RECORDS SHOWN -
· · · · ·

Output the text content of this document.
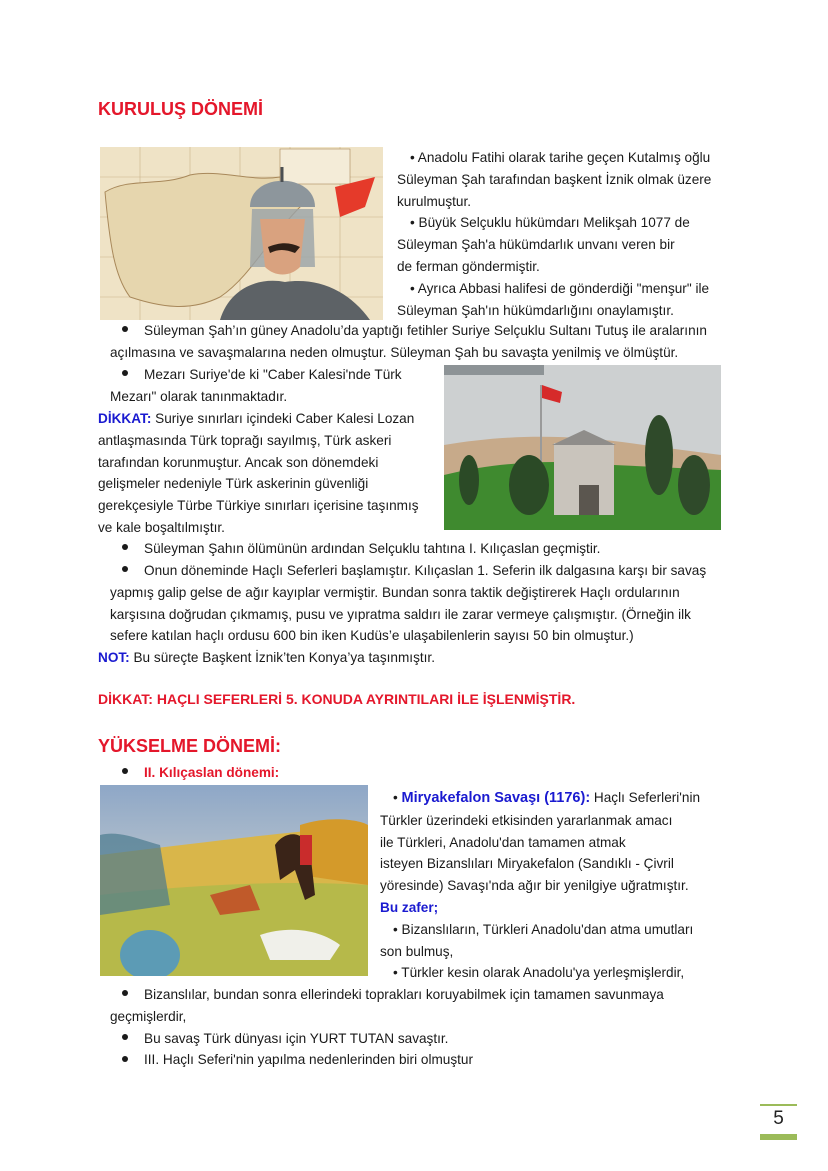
KURULUŞ DÖNEMİ
• Anadolu Fatihi olarak tarihe geçen Kutalmış oğlu
Süleyman Şah tarafından başkent İznik olmak üzere
kurulmuştur.
• Büyük Selçuklu hükümdarı Melikşah 1077 de
Süleyman Şah'a hükümdarlık unvanı veren bir
de ferman göndermiştir.
• Ayrıca Abbasi halifesi de gönderdiği "menşur" ile
Süleyman Şah'ın hükümdarlığını onaylamıştır.
Süleyman Şah’ın güney Anadolu’da yaptığı fetihler Suriye Selçuklu Sultanı Tutuş ile aralarının
açılmasına ve savaşmalarına neden olmuştur. Süleyman Şah bu savaşta yenilmiş ve ölmüştür.
Mezarı Suriye'de ki "Caber Kalesi'nde Türk
Mezarı" olarak tanınmaktadır.
DİKKAT: Suriye sınırları içindeki Caber Kalesi Lozan
antlaşmasında Türk toprağı sayılmış, Türk askeri
tarafından korunmuştur. Ancak son dönemdeki
gelişmeler nedeniyle Türk askerinin güvenliği
gerekçesiyle Türbe Türkiye sınırları içerisine taşınmış
ve kale boşaltılmıştır.
Süleyman Şahın ölümünün ardından Selçuklu tahtına I. Kılıçaslan geçmiştir.
Onun döneminde Haçlı Seferleri başlamıştır. Kılıçaslan 1. Seferin ilk dalgasına karşı bir savaş
yapmış galip gelse de ağır kayıplar vermiştir. Bundan sonra taktik değiştirerek Haçlı ordularının
karşısına doğrudan çıkmamış, pusu ve yıpratma saldırı ile zarar vermeye çalışmıştır. (Örneğin ilk
sefere katılan haçlı ordusu 600 bin iken Kudüs’e ulaşabilenlerin sayısı 50 bin olmuştur.)
NOT: Bu süreçte Başkent İznik’ten Konya’ya taşınmıştır.
DİKKAT: HAÇLI SEFERLERİ 5. KONUDA AYRINTILARI İLE İŞLENMİŞTİR.
YÜKSELME DÖNEMİ:
II. Kılıçaslan dönemi:
• Miryakefalon Savaşı (1176): Haçlı Seferleri'nin
Türkler üzerindeki etkisinden yararlanmak amacı
ile Türkleri, Anadolu'dan tamamen atmak
isteyen Bizanslıları Miryakefalon (Sandıklı - Çivril
yöresinde) Savaşı'nda ağır bir yenilgiye uğratmıştır.
Bu zafer;
• Bizanslıların, Türkleri Anadolu'dan atma umutları
son bulmuş,
• Türkler kesin olarak Anadolu'ya yerleşmişlerdir,
Bizanslılar, bundan sonra ellerindeki toprakları koruyabilmek için tamamen savunmaya
geçmişlerdir,
Bu savaş Türk dünyası için YURT TUTAN savaştır.
III. Haçlı Seferi'nin yapılma nedenlerinden biri olmuştur
5
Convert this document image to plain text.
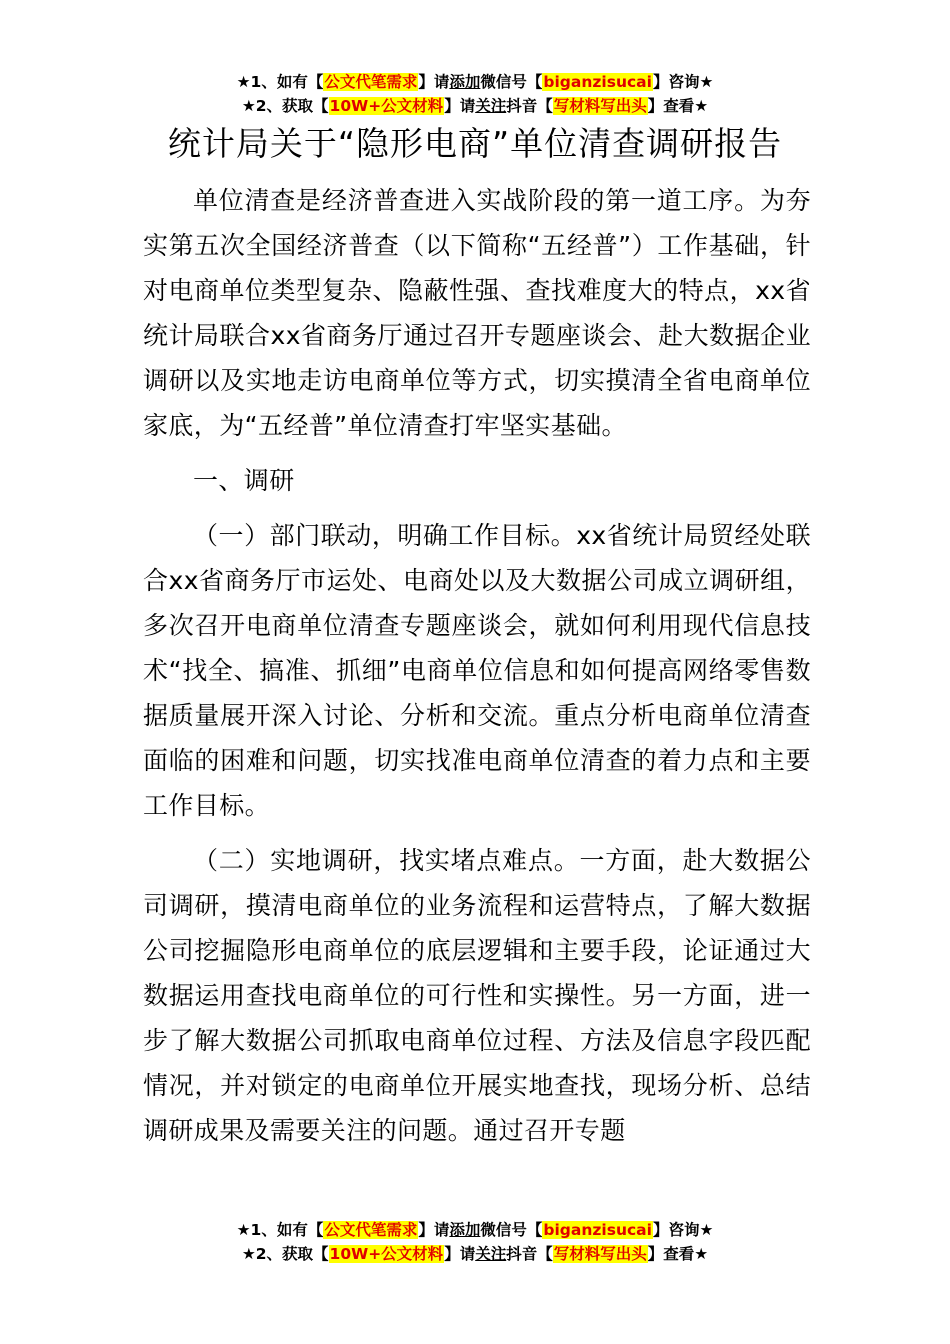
★1、如有【公文代笔需求】请添加微信号【biganzisucai】咨询★
★2、获取【10W+公文材料】请关注抖音【写材料写出头】查看★
统计局关于“隐形电商”单位清查调研报告

单位清查是经济普查进入实战阶段的第一道工序。为夯实第五次全国经济普查（以下简称“五经普”）工作基础，针对电商单位类型复杂、隐蔽性强、查找难度大的特点，xx省统计局联合xx省商务厅通过召开专题座谈会、赴大数据企业调研以及实地走访电商单位等方式，切实摸清全省电商单位家底，为“五经普”单位清查打牢坚实基础。

一、调研

（一）部门联动，明确工作目标。xx省统计局贸经处联合xx省商务厅市运处、电商处以及大数据公司成立调研组，多次召开电商单位清查专题座谈会，就如何利用现代信息技术“找全、搞准、抓细”电商单位信息和如何提高网络零售数据质量展开深入讨论、分析和交流。重点分析电商单位清查面临的困难和问题，切实找准电商单位清查的着力点和主要工作目标。

（二）实地调研，找实堵点难点。一方面，赴大数据公司调研，摸清电商单位的业务流程和运营特点，了解大数据公司挖掘隐形电商单位的底层逻辑和主要手段，论证通过大数据运用查找电商单位的可行性和实操性。另一方面，进一步了解大数据公司抓取电商单位过程、方法及信息字段匹配情况，并对锁定的电商单位开展实地查找，现场分析、总结调研成果及需要关注的问题。通过召开专题

★1、如有【公文代笔需求】请添加微信号【biganzisucai】咨询★
★2、获取【10W+公文材料】请关注抖音【写材料写出头】查看★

· · · · ·

WORK TO DO - Determine how many lines of the entries above carry the string "document", and give that number alone.

PROBLEM SOLUTION - 2